#### Exercise material

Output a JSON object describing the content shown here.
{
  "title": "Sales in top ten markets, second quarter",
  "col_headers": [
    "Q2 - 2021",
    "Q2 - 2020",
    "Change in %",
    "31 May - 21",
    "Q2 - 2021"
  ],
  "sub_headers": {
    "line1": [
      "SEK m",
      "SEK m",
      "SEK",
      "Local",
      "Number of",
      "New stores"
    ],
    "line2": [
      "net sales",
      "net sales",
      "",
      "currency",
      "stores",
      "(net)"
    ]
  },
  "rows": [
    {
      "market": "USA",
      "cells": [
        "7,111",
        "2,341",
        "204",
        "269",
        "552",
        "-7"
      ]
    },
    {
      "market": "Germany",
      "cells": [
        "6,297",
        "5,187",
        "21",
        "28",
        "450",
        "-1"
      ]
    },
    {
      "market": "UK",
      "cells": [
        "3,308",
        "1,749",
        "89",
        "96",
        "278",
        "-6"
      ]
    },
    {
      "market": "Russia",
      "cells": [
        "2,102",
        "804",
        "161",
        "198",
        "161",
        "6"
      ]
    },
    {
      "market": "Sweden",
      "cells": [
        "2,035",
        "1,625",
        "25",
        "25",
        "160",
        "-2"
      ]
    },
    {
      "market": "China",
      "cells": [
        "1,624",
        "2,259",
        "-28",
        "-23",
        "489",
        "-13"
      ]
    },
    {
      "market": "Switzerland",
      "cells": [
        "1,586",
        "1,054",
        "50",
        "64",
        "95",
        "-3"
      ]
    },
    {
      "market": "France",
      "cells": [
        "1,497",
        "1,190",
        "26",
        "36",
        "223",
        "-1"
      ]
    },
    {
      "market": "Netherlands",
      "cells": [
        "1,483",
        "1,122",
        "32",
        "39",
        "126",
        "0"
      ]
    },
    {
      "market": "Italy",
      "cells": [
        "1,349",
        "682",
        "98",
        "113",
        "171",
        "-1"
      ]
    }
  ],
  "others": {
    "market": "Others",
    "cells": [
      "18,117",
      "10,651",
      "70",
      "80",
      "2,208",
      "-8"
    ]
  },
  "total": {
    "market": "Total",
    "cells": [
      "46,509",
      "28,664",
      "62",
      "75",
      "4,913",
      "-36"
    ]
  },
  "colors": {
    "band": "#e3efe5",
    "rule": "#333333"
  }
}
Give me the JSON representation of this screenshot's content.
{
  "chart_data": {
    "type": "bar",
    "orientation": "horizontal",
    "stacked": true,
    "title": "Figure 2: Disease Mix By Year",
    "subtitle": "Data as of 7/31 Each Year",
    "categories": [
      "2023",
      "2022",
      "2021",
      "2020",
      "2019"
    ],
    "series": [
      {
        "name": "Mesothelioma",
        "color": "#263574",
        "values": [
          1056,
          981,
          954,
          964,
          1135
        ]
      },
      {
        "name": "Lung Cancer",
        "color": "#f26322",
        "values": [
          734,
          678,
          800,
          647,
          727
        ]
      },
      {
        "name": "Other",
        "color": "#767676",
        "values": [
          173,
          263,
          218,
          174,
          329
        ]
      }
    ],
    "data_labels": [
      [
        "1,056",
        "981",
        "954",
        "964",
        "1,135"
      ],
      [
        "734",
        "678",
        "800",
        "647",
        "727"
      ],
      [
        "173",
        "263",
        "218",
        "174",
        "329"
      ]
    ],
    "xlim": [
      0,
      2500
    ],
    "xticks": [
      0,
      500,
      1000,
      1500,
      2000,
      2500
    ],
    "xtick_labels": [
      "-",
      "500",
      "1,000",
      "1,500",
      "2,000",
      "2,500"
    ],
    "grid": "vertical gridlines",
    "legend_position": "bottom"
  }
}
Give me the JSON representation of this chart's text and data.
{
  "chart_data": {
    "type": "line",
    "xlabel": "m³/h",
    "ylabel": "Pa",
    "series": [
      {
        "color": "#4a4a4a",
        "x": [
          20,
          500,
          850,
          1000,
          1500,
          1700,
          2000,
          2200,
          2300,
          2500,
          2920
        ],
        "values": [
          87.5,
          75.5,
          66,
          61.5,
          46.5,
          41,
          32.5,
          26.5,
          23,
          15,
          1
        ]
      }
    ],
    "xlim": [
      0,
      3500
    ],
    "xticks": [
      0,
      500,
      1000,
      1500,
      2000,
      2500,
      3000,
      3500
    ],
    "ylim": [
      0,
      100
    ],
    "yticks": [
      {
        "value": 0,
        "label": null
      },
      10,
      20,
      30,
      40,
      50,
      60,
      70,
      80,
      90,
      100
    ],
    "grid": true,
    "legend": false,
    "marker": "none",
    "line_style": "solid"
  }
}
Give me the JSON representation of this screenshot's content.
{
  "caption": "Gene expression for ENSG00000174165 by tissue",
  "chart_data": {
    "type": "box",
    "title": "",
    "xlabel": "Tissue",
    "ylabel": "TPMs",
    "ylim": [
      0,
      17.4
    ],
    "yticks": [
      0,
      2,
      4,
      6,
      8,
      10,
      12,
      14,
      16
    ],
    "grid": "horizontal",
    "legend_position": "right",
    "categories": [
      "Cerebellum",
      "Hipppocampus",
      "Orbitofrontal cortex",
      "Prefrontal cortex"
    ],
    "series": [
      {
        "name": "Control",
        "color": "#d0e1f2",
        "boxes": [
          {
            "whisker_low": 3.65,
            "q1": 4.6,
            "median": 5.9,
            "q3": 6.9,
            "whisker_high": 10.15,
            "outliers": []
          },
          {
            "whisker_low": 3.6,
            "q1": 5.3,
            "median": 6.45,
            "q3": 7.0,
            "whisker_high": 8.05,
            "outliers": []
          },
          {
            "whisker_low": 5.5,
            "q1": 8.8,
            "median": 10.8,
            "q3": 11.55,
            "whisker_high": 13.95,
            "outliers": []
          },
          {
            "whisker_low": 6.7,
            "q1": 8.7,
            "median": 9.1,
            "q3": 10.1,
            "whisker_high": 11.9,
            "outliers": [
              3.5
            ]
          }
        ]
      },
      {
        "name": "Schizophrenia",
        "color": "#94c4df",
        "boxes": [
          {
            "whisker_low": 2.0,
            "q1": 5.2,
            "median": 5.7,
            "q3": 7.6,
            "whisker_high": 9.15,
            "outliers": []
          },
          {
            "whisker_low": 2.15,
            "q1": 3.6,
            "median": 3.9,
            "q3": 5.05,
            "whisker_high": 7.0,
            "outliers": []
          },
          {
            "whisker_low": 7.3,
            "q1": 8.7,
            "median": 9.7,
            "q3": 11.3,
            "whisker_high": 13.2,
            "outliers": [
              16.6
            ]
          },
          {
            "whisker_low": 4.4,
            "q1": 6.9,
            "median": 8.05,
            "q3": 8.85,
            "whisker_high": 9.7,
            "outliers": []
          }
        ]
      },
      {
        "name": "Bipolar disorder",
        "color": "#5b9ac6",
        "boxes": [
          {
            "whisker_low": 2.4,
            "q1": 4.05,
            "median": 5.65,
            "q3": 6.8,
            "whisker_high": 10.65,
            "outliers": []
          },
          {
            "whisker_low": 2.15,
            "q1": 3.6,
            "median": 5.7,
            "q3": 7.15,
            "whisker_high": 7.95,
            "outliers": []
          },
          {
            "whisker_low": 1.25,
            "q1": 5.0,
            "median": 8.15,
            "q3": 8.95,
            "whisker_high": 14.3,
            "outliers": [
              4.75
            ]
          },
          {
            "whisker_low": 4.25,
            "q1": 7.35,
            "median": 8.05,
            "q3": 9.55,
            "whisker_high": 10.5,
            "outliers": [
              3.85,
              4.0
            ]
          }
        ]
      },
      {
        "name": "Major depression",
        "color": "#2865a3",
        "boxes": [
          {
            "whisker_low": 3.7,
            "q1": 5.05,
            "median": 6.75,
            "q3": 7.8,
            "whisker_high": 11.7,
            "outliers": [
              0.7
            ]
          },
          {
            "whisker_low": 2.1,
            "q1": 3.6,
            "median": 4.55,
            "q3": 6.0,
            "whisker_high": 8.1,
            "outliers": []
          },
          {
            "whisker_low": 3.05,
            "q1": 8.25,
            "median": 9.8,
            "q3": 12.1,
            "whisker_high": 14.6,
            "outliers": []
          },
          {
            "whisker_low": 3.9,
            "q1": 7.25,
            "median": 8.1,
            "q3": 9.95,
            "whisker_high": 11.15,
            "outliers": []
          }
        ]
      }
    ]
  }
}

########

== Task to complete ==
Scan the records above for the string "cortex", then select every line that holds it.

== Exercise answer ==
      "Orbitofrontal cortex",
      "Prefrontal cortex"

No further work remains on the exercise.